(DIRECTIONS)
Reproduce each line exactly, including spacing and punctuation.
━━━ MATERIAL SUPPLIED
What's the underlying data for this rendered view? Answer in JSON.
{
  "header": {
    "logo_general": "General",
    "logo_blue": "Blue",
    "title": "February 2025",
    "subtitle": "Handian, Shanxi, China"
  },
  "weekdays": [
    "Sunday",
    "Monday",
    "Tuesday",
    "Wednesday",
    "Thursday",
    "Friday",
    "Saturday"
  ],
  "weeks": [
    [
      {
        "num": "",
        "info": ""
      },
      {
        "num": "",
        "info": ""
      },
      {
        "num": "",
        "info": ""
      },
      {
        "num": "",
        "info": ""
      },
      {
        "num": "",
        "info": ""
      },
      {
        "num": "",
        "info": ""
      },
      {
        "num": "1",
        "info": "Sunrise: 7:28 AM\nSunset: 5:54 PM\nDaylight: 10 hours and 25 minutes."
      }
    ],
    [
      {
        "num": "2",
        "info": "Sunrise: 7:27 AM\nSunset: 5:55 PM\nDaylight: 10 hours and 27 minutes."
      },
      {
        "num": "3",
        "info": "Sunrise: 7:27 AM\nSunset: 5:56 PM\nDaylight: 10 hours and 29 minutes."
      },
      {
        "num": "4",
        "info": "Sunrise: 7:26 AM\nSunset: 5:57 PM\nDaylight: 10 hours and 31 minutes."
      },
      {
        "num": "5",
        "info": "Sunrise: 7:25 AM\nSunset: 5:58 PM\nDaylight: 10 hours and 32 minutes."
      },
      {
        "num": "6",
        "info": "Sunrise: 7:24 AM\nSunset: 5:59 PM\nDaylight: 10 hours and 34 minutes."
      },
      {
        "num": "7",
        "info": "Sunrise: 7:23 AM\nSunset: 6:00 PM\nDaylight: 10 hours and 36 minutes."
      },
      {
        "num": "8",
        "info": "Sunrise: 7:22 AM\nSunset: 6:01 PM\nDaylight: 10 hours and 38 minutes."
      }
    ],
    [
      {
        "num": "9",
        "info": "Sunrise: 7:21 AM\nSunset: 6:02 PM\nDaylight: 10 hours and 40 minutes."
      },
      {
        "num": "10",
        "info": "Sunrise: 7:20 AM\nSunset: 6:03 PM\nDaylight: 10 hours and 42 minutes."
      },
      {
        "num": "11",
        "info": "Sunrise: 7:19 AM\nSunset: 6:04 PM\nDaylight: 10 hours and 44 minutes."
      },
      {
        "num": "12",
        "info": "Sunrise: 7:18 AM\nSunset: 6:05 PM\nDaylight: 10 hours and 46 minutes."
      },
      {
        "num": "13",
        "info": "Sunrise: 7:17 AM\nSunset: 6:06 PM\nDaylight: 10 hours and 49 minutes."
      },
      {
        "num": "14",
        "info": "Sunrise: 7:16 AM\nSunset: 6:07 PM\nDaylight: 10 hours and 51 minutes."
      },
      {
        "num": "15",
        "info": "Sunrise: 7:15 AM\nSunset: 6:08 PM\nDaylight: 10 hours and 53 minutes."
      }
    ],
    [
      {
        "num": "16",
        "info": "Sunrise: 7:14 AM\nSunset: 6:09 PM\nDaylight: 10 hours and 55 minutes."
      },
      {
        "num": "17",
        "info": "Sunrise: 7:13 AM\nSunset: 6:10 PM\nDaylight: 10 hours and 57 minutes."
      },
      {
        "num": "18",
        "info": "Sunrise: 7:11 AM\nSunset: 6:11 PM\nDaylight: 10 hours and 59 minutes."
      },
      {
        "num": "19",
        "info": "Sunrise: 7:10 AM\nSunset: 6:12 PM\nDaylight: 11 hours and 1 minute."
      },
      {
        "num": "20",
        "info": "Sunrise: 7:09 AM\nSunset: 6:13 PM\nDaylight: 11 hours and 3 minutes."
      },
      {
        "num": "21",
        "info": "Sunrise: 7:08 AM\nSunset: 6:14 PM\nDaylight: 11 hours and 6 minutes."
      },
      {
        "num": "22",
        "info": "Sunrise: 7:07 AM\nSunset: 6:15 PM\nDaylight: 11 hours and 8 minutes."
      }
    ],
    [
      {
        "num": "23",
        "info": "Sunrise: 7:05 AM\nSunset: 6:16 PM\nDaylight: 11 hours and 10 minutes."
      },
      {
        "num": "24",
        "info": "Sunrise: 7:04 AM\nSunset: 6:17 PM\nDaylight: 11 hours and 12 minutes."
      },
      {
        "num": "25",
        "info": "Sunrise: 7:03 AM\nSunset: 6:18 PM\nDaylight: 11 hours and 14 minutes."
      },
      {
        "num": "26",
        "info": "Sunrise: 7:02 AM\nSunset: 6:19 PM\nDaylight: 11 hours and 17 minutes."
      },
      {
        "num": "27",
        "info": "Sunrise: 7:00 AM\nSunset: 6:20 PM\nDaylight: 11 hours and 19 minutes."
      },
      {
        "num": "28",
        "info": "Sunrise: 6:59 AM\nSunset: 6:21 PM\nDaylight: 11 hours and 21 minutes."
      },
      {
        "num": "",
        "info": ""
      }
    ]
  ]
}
━━━━━━
(OUTPUT OF THE EXERCISE)
What's the underlying data for this rendered view? Answer in JSON.
{
  "header": {
    "logo_general": "General",
    "logo_blue": "Blue",
    "title": "February 2025",
    "subtitle": "Handian, Shanxi, China"
  },
  "weekdays": [
    "Sunday",
    "Monday",
    "Tuesday",
    "Wednesday",
    "Thursday",
    "Friday",
    "Saturday"
  ],
  "weeks": [
    [
      {
        "num": "",
        "info": ""
      },
      {
        "num": "",
        "info": ""
      },
      {
        "num": "",
        "info": ""
      },
      {
        "num": "",
        "info": ""
      },
      {
        "num": "",
        "info": ""
      },
      {
        "num": "",
        "info": ""
      },
      {
        "num": "1",
        "info": "Sunrise: 7:28 AM\nSunset: 5:54 PM\nDaylight: 10 hours and 25 minutes."
      }
    ],
    [
      {
        "num": "2",
        "info": "Sunrise: 7:27 AM\nSunset: 5:55 PM\nDaylight: 10 hours and 27 minutes."
      },
      {
        "num": "3",
        "info": "Sunrise: 7:27 AM\nSunset: 5:56 PM\nDaylight: 10 hours and 29 minutes."
      },
      {
        "num": "4",
        "info": "Sunrise: 7:26 AM\nSunset: 5:57 PM\nDaylight: 10 hours and 31 minutes."
      },
      {
        "num": "5",
        "info": "Sunrise: 7:25 AM\nSunset: 5:58 PM\nDaylight: 10 hours and 32 minutes."
      },
      {
        "num": "6",
        "info": "Sunrise: 7:24 AM\nSunset: 5:59 PM\nDaylight: 10 hours and 34 minutes."
      },
      {
        "num": "7",
        "info": "Sunrise: 7:23 AM\nSunset: 6:00 PM\nDaylight: 10 hours and 36 minutes."
      },
      {
        "num": "8",
        "info": "Sunrise: 7:22 AM\nSunset: 6:01 PM\nDaylight: 10 hours and 38 minutes."
      }
    ],
    [
      {
        "num": "9",
        "info": "Sunrise: 7:21 AM\nSunset: 6:02 PM\nDaylight: 10 hours and 40 minutes."
      },
      {
        "num": "10",
        "info": "Sunrise: 7:20 AM\nSunset: 6:03 PM\nDaylight: 10 hours and 42 minutes."
      },
      {
        "num": "11",
        "info": "Sunrise: 7:19 AM\nSunset: 6:04 PM\nDaylight: 10 hours and 44 minutes."
      },
      {
        "num": "12",
        "info": "Sunrise: 7:18 AM\nSunset: 6:05 PM\nDaylight: 10 hours and 46 minutes."
      },
      {
        "num": "13",
        "info": "Sunrise: 7:17 AM\nSunset: 6:06 PM\nDaylight: 10 hours and 49 minutes."
      },
      {
        "num": "14",
        "info": "Sunrise: 7:16 AM\nSunset: 6:07 PM\nDaylight: 10 hours and 51 minutes."
      },
      {
        "num": "15",
        "info": "Sunrise: 7:15 AM\nSunset: 6:08 PM\nDaylight: 10 hours and 53 minutes."
      }
    ],
    [
      {
        "num": "16",
        "info": "Sunrise: 7:14 AM\nSunset: 6:09 PM\nDaylight: 10 hours and 55 minutes."
      },
      {
        "num": "17",
        "info": "Sunrise: 7:13 AM\nSunset: 6:10 PM\nDaylight: 10 hours and 57 minutes."
      },
      {
        "num": "18",
        "info": "Sunrise: 7:11 AM\nSunset: 6:11 PM\nDaylight: 10 hours and 59 minutes."
      },
      {
        "num": "19",
        "info": "Sunrise: 7:10 AM\nSunset: 6:12 PM\nDaylight: 11 hours and 1 minute."
      },
      {
        "num": "20",
        "info": "Sunrise: 7:09 AM\nSunset: 6:13 PM\nDaylight: 11 hours and 3 minutes."
      },
      {
        "num": "21",
        "info": "Sunrise: 7:08 AM\nSunset: 6:14 PM\nDaylight: 11 hours and 6 minutes."
      },
      {
        "num": "22",
        "info": "Sunrise: 7:07 AM\nSunset: 6:15 PM\nDaylight: 11 hours and 8 minutes."
      }
    ],
    [
      {
        "num": "23",
        "info": "Sunrise: 7:05 AM\nSunset: 6:16 PM\nDaylight: 11 hours and 10 minutes."
      },
      {
        "num": "24",
        "info": "Sunrise: 7:04 AM\nSunset: 6:17 PM\nDaylight: 11 hours and 12 minutes."
      },
      {
        "num": "25",
        "info": "Sunrise: 7:03 AM\nSunset: 6:18 PM\nDaylight: 11 hours and 14 minutes."
      },
      {
        "num": "26",
        "info": "Sunrise: 7:02 AM\nSunset: 6:19 PM\nDaylight: 11 hours and 17 minutes."
      },
      {
        "num": "27",
        "info": "Sunrise: 7:00 AM\nSunset: 6:20 PM\nDaylight: 11 hours and 19 minutes."
      },
      {
        "num": "28",
        "info": "Sunrise: 6:59 AM\nSunset: 6:21 PM\nDaylight: 11 hours and 21 minutes."
      },
      {
        "num": "",
        "info": ""
      }
    ]
  ]
}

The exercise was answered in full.